Extracts from a graphics dataset
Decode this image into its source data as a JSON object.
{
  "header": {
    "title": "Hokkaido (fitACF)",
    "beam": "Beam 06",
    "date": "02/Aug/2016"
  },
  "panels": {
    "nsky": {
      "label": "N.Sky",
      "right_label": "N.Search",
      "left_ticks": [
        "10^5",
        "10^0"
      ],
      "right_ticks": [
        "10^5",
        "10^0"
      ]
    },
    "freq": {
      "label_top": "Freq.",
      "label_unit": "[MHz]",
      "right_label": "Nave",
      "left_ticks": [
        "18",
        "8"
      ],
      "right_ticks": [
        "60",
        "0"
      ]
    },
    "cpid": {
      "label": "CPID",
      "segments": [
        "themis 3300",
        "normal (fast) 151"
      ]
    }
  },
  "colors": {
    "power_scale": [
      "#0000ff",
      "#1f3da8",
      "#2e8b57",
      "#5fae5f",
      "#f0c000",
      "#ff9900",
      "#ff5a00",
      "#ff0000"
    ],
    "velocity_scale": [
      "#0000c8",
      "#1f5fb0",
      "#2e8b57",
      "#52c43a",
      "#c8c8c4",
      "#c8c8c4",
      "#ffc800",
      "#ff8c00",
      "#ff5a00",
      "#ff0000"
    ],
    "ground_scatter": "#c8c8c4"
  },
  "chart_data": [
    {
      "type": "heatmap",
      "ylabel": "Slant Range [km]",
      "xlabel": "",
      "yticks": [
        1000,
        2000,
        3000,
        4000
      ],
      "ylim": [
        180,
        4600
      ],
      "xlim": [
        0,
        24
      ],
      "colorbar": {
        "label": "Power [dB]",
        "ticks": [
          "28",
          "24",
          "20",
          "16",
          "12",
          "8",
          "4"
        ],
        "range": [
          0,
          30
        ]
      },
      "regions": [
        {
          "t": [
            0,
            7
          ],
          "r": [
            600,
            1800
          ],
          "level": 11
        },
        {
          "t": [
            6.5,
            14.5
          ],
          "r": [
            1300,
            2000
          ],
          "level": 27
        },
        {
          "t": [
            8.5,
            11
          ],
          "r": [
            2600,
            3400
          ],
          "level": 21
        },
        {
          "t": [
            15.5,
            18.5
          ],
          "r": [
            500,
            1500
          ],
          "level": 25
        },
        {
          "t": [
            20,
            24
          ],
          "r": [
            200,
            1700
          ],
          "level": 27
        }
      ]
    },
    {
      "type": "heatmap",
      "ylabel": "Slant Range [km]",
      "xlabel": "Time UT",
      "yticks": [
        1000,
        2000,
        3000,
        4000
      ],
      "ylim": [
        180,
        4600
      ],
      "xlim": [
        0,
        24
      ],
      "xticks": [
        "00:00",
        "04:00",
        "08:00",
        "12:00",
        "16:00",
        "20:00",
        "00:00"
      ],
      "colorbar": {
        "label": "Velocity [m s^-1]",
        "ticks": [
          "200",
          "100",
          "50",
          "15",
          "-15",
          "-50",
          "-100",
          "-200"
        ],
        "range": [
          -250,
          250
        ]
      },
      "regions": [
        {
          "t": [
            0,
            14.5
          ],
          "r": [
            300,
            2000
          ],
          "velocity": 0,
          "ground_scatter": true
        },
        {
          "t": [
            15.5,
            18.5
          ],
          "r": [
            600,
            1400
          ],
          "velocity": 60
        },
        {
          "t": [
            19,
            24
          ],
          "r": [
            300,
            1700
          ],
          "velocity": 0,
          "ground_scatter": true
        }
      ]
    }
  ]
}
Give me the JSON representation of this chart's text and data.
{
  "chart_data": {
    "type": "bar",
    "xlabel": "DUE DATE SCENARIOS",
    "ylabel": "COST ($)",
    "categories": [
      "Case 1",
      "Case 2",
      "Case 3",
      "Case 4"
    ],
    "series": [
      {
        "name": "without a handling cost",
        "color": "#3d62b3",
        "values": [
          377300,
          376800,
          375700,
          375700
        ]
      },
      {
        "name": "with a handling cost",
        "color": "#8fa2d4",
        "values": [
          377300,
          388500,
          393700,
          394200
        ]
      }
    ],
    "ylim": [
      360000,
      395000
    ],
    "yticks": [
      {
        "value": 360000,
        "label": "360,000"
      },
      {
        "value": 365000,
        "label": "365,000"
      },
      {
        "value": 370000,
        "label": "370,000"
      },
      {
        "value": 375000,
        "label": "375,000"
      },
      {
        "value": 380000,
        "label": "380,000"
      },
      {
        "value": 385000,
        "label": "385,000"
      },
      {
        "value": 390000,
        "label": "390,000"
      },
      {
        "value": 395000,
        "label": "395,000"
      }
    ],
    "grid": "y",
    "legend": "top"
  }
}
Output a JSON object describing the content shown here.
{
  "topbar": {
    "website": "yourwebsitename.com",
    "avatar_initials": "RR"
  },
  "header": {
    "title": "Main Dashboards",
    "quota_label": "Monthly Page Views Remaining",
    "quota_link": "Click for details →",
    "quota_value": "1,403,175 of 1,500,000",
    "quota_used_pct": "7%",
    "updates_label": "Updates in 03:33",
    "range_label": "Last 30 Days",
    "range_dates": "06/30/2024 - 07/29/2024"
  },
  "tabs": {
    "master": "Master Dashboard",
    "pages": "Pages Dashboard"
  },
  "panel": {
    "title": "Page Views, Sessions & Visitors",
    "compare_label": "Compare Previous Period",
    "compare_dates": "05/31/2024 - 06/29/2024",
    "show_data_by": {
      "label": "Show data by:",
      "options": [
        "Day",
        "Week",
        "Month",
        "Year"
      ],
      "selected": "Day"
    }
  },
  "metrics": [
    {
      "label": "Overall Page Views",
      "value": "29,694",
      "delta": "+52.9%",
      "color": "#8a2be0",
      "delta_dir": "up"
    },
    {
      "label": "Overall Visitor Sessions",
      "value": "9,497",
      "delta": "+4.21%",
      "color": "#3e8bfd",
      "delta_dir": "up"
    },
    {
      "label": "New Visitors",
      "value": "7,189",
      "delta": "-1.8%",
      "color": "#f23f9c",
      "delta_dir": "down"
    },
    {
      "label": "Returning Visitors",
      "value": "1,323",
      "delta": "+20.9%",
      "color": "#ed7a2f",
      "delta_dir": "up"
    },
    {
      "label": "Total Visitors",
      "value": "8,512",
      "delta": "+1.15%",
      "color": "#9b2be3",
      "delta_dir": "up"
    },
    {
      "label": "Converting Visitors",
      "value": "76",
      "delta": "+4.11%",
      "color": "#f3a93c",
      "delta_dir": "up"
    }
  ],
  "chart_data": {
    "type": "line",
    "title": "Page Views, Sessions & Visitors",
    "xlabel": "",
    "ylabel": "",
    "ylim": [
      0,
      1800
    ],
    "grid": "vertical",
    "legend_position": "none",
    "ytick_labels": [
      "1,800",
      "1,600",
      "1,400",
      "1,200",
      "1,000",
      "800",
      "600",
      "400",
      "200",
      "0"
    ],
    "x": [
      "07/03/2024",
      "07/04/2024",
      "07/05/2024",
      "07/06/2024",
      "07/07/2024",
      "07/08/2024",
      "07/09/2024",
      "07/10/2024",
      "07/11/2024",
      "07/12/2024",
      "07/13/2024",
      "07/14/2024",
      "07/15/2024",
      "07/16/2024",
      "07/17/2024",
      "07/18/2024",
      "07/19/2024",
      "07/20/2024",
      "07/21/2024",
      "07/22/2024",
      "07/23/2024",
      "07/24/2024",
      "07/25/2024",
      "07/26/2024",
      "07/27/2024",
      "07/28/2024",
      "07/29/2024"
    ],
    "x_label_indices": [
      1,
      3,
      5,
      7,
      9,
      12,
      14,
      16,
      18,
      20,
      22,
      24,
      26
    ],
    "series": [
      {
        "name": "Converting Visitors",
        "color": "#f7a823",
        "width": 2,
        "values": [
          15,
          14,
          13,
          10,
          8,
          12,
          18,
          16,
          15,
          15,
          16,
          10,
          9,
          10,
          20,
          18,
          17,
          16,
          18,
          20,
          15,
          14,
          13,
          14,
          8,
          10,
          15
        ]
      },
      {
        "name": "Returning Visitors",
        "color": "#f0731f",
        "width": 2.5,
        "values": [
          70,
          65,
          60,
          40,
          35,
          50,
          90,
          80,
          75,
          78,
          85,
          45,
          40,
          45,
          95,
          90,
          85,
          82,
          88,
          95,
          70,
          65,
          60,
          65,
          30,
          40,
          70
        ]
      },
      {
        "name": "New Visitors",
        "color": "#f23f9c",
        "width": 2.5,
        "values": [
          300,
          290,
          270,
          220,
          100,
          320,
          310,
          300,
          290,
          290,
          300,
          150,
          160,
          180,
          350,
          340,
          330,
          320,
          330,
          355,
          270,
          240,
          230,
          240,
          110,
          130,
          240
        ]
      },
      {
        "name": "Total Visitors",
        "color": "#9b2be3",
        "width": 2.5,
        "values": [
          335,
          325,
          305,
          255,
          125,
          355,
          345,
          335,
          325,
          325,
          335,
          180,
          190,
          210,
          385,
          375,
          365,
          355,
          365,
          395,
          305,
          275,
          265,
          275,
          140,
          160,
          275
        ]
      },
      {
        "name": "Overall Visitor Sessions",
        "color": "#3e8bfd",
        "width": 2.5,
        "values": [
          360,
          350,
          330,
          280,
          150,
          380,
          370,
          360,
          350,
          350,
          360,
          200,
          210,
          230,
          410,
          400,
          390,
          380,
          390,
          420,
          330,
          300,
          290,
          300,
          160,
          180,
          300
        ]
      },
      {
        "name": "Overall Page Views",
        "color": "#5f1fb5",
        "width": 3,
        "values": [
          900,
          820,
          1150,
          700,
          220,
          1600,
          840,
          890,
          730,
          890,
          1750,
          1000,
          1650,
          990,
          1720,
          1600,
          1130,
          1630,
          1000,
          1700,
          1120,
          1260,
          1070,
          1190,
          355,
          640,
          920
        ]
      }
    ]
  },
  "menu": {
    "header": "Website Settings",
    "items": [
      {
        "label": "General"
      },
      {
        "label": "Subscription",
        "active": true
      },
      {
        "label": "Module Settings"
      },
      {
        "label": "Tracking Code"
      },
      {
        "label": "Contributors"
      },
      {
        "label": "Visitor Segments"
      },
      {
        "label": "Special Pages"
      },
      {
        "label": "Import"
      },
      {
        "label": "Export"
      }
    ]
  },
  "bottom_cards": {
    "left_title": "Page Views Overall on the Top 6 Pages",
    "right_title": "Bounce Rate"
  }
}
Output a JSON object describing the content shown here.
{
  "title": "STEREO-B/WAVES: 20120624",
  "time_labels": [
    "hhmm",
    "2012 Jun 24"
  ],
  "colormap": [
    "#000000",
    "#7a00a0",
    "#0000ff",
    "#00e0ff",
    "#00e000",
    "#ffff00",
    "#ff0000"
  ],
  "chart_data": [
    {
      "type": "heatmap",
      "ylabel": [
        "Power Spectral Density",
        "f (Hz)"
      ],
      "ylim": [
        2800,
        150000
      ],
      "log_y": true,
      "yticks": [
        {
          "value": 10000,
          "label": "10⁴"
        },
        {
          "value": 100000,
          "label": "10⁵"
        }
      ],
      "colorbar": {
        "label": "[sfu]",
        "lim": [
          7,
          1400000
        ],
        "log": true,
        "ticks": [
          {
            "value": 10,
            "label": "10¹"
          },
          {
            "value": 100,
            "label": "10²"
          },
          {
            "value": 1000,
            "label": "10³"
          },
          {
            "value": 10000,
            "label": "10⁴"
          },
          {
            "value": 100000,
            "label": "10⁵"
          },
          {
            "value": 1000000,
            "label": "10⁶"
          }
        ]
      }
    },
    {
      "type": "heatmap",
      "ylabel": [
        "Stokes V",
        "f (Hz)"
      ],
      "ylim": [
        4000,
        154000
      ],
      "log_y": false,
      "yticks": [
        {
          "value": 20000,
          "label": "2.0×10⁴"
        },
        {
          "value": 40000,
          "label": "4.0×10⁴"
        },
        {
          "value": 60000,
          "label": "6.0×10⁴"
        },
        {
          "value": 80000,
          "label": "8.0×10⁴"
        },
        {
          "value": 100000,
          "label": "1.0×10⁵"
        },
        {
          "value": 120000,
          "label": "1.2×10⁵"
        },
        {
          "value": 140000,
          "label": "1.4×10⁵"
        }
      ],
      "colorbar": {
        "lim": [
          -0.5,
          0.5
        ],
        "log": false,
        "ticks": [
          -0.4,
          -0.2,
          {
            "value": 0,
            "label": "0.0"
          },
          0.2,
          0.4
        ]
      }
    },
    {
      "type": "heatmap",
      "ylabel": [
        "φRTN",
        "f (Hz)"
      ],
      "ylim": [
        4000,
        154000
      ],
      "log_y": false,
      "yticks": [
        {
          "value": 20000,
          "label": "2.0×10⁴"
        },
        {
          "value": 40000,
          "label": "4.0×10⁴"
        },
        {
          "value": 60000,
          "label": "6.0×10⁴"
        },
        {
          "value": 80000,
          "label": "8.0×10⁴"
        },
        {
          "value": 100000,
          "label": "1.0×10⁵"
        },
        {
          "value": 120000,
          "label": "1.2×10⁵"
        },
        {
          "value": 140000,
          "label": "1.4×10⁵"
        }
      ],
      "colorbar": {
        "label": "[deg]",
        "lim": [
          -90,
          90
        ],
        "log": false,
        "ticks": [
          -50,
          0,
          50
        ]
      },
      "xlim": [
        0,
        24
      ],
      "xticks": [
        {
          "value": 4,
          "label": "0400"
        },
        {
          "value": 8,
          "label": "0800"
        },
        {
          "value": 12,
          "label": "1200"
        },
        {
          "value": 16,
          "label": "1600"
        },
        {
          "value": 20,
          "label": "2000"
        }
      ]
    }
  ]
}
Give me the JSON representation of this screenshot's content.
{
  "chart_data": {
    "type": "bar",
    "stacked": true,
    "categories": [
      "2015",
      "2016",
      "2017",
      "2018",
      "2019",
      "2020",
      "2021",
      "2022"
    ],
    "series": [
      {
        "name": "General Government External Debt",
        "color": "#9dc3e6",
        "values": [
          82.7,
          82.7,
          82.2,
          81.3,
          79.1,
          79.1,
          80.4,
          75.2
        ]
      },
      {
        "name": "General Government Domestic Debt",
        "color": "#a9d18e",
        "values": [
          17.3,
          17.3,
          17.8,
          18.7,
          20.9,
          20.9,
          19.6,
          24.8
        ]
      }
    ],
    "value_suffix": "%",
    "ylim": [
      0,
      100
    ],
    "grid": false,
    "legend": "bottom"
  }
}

Short problem
Respond with the number of lines containing "handling" and no additional words.

Finished exercise
2